▶ [Problem description] Retype each record below word for word. Leave the pictures out.

(Records excerpted from a collection)
::::::::
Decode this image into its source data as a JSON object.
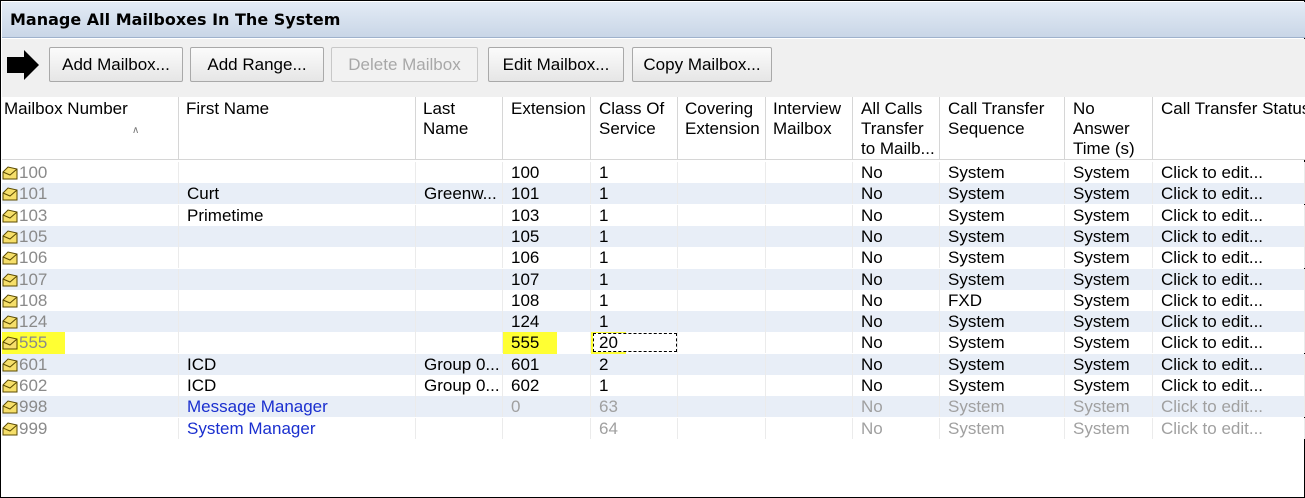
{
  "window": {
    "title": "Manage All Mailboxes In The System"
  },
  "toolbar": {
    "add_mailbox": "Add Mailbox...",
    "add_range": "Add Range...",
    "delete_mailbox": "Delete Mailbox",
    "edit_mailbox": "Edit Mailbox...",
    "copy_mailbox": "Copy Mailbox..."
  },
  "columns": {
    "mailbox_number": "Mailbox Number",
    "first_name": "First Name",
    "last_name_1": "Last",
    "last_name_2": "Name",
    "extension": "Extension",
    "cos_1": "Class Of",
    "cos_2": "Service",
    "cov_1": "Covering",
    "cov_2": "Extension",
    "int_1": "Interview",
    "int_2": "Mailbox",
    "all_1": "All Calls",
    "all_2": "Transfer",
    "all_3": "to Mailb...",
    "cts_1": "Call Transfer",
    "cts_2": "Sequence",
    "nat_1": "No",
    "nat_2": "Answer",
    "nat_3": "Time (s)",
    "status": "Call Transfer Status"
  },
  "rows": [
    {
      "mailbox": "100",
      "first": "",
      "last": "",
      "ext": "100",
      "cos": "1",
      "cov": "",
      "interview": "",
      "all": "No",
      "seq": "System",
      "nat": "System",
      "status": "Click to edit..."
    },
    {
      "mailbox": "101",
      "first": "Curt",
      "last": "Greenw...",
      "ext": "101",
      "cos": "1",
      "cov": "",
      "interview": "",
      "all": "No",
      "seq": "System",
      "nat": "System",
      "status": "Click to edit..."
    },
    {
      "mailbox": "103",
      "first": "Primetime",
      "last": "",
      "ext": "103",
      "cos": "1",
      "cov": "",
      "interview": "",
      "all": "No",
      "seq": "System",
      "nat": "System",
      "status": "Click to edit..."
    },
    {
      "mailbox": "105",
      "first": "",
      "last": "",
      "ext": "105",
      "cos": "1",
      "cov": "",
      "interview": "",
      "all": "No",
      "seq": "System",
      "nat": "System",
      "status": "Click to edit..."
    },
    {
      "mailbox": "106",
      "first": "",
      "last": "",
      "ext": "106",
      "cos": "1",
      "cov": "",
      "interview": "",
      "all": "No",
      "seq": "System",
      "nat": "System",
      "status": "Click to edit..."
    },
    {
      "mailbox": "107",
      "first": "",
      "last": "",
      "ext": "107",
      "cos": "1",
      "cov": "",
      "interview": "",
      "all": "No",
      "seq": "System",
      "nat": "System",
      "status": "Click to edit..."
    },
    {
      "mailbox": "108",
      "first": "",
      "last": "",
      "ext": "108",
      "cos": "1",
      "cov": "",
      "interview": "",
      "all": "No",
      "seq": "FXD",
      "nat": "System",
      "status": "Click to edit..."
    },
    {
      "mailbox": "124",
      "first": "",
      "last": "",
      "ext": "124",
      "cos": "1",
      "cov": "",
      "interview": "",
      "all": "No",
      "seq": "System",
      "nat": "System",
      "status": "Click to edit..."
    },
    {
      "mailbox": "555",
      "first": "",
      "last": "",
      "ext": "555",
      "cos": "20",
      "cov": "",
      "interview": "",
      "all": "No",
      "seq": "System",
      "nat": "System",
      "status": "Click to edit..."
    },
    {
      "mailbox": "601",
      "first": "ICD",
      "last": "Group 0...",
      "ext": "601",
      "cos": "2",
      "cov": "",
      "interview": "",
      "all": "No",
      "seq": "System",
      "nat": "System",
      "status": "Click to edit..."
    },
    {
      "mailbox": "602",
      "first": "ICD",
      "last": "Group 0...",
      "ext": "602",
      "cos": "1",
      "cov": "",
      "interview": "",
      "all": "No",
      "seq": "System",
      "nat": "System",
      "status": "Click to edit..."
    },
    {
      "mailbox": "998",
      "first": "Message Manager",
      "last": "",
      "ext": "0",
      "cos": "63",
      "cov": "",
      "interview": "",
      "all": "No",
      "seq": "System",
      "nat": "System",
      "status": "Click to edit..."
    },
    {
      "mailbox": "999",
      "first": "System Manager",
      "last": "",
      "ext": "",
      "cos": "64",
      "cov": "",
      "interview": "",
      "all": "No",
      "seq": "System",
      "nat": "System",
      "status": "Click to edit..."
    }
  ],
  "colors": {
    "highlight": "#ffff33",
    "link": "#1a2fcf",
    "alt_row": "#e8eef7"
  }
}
::::::::
▶ [Result of the task]
Decode this image into its source data as a JSON object.
{
  "window": {
    "title": "Manage All Mailboxes In The System"
  },
  "toolbar": {
    "add_mailbox": "Add Mailbox...",
    "add_range": "Add Range...",
    "delete_mailbox": "Delete Mailbox",
    "edit_mailbox": "Edit Mailbox...",
    "copy_mailbox": "Copy Mailbox..."
  },
  "columns": {
    "mailbox_number": "Mailbox Number",
    "first_name": "First Name",
    "last_name_1": "Last",
    "last_name_2": "Name",
    "extension": "Extension",
    "cos_1": "Class Of",
    "cos_2": "Service",
    "cov_1": "Covering",
    "cov_2": "Extension",
    "int_1": "Interview",
    "int_2": "Mailbox",
    "all_1": "All Calls",
    "all_2": "Transfer",
    "all_3": "to Mailb...",
    "cts_1": "Call Transfer",
    "cts_2": "Sequence",
    "nat_1": "No",
    "nat_2": "Answer",
    "nat_3": "Time (s)",
    "status": "Call Transfer Status"
  },
  "rows": [
    {
      "mailbox": "100",
      "first": "",
      "last": "",
      "ext": "100",
      "cos": "1",
      "cov": "",
      "interview": "",
      "all": "No",
      "seq": "System",
      "nat": "System",
      "status": "Click to edit..."
    },
    {
      "mailbox": "101",
      "first": "Curt",
      "last": "Greenw...",
      "ext": "101",
      "cos": "1",
      "cov": "",
      "interview": "",
      "all": "No",
      "seq": "System",
      "nat": "System",
      "status": "Click to edit..."
    },
    {
      "mailbox": "103",
      "first": "Primetime",
      "last": "",
      "ext": "103",
      "cos": "1",
      "cov": "",
      "interview": "",
      "all": "No",
      "seq": "System",
      "nat": "System",
      "status": "Click to edit..."
    },
    {
      "mailbox": "105",
      "first": "",
      "last": "",
      "ext": "105",
      "cos": "1",
      "cov": "",
      "interview": "",
      "all": "No",
      "seq": "System",
      "nat": "System",
      "status": "Click to edit..."
    },
    {
      "mailbox": "106",
      "first": "",
      "last": "",
      "ext": "106",
      "cos": "1",
      "cov": "",
      "interview": "",
      "all": "No",
      "seq": "System",
      "nat": "System",
      "status": "Click to edit..."
    },
    {
      "mailbox": "107",
      "first": "",
      "last": "",
      "ext": "107",
      "cos": "1",
      "cov": "",
      "interview": "",
      "all": "No",
      "seq": "System",
      "nat": "System",
      "status": "Click to edit..."
    },
    {
      "mailbox": "108",
      "first": "",
      "last": "",
      "ext": "108",
      "cos": "1",
      "cov": "",
      "interview": "",
      "all": "No",
      "seq": "FXD",
      "nat": "System",
      "status": "Click to edit..."
    },
    {
      "mailbox": "124",
      "first": "",
      "last": "",
      "ext": "124",
      "cos": "1",
      "cov": "",
      "interview": "",
      "all": "No",
      "seq": "System",
      "nat": "System",
      "status": "Click to edit..."
    },
    {
      "mailbox": "555",
      "first": "",
      "last": "",
      "ext": "555",
      "cos": "20",
      "cov": "",
      "interview": "",
      "all": "No",
      "seq": "System",
      "nat": "System",
      "status": "Click to edit..."
    },
    {
      "mailbox": "601",
      "first": "ICD",
      "last": "Group 0...",
      "ext": "601",
      "cos": "2",
      "cov": "",
      "interview": "",
      "all": "No",
      "seq": "System",
      "nat": "System",
      "status": "Click to edit..."
    },
    {
      "mailbox": "602",
      "first": "ICD",
      "last": "Group 0...",
      "ext": "602",
      "cos": "1",
      "cov": "",
      "interview": "",
      "all": "No",
      "seq": "System",
      "nat": "System",
      "status": "Click to edit..."
    },
    {
      "mailbox": "998",
      "first": "Message Manager",
      "last": "",
      "ext": "0",
      "cos": "63",
      "cov": "",
      "interview": "",
      "all": "No",
      "seq": "System",
      "nat": "System",
      "status": "Click to edit..."
    },
    {
      "mailbox": "999",
      "first": "System Manager",
      "last": "",
      "ext": "",
      "cos": "64",
      "cov": "",
      "interview": "",
      "all": "No",
      "seq": "System",
      "nat": "System",
      "status": "Click to edit..."
    }
  ],
  "colors": {
    "highlight": "#ffff33",
    "link": "#1a2fcf",
    "alt_row": "#e8eef7"
  }
}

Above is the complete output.